_WRITTEN TASK_
The records below hold pictures; please leave those out and retype the rest exactly.

──────── RECORD EXCERPTS ────────

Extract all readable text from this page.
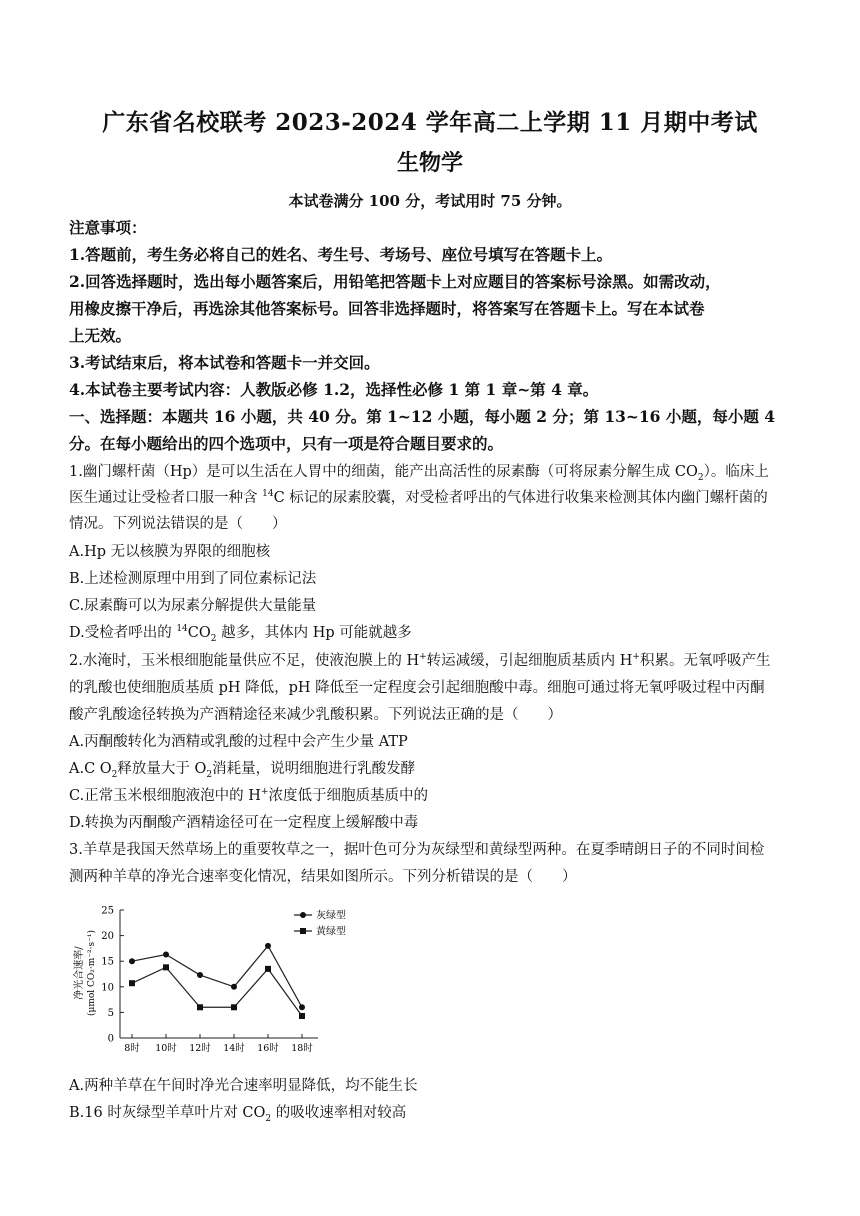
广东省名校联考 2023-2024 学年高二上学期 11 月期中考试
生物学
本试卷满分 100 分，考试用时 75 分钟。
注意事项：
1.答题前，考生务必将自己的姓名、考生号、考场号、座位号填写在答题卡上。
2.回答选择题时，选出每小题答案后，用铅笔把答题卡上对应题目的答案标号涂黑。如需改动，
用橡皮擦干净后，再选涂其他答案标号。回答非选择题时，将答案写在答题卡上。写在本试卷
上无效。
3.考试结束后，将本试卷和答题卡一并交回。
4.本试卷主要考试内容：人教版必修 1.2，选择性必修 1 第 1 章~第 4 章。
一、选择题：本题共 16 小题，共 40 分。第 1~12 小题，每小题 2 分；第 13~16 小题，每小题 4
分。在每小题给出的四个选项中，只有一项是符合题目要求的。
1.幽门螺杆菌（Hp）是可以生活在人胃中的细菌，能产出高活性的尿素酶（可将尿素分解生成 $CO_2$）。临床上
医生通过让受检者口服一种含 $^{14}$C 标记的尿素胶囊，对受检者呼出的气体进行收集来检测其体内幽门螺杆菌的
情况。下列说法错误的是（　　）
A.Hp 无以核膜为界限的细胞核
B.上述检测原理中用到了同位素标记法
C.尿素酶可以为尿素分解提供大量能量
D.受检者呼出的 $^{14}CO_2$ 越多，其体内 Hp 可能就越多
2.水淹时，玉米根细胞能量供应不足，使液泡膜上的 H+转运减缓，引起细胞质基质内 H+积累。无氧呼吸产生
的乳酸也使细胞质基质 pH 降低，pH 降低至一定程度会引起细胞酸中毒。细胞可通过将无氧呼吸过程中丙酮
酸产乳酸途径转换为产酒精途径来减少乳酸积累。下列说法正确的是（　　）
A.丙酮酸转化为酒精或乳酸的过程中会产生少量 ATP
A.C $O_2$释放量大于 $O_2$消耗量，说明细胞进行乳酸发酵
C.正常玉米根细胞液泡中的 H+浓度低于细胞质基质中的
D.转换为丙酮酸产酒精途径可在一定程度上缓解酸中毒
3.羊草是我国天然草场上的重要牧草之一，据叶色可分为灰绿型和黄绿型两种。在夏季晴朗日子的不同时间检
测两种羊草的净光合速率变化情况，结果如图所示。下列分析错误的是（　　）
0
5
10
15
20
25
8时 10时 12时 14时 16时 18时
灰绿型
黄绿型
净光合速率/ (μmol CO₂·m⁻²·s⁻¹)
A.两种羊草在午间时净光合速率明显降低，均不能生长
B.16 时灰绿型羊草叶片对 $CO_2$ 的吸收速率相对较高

────────

_FINAL RESULT_
Extract all readable text from this page.
广东省名校联考 2023-2024 学年高二上学期 11 月期中考试
生物学
本试卷满分 100 分，考试用时 75 分钟。
注意事项：
1.答题前，考生务必将自己的姓名、考生号、考场号、座位号填写在答题卡上。
2.回答选择题时，选出每小题答案后，用铅笔把答题卡上对应题目的答案标号涂黑。如需改动，
用橡皮擦干净后，再选涂其他答案标号。回答非选择题时，将答案写在答题卡上。写在本试卷
上无效。
3.考试结束后，将本试卷和答题卡一并交回。
4.本试卷主要考试内容：人教版必修 1.2，选择性必修 1 第 1 章~第 4 章。
一、选择题：本题共 16 小题，共 40 分。第 1~12 小题，每小题 2 分；第 13~16 小题，每小题 4
分。在每小题给出的四个选项中，只有一项是符合题目要求的。
1.幽门螺杆菌（Hp）是可以生活在人胃中的细菌，能产出高活性的尿素酶（可将尿素分解生成 $CO_2$）。临床上
医生通过让受检者口服一种含 $^{14}$C 标记的尿素胶囊，对受检者呼出的气体进行收集来检测其体内幽门螺杆菌的
情况。下列说法错误的是（　　）
A.Hp 无以核膜为界限的细胞核
B.上述检测原理中用到了同位素标记法
C.尿素酶可以为尿素分解提供大量能量
D.受检者呼出的 $^{14}CO_2$ 越多，其体内 Hp 可能就越多
2.水淹时，玉米根细胞能量供应不足，使液泡膜上的 H+转运减缓，引起细胞质基质内 H+积累。无氧呼吸产生
的乳酸也使细胞质基质 pH 降低，pH 降低至一定程度会引起细胞酸中毒。细胞可通过将无氧呼吸过程中丙酮
酸产乳酸途径转换为产酒精途径来减少乳酸积累。下列说法正确的是（　　）
A.丙酮酸转化为酒精或乳酸的过程中会产生少量 ATP
A.C $O_2$释放量大于 $O_2$消耗量，说明细胞进行乳酸发酵
C.正常玉米根细胞液泡中的 H+浓度低于细胞质基质中的
D.转换为丙酮酸产酒精途径可在一定程度上缓解酸中毒
3.羊草是我国天然草场上的重要牧草之一，据叶色可分为灰绿型和黄绿型两种。在夏季晴朗日子的不同时间检
测两种羊草的净光合速率变化情况，结果如图所示。下列分析错误的是（　　）
0
5
10
15
20
25
8时 10时 12时 14时 16时 18时
灰绿型
黄绿型
净光合速率/ (μmol CO₂·m⁻²·s⁻¹)
A.两种羊草在午间时净光合速率明显降低，均不能生长
B.16 时灰绿型羊草叶片对 $CO_2$ 的吸收速率相对较高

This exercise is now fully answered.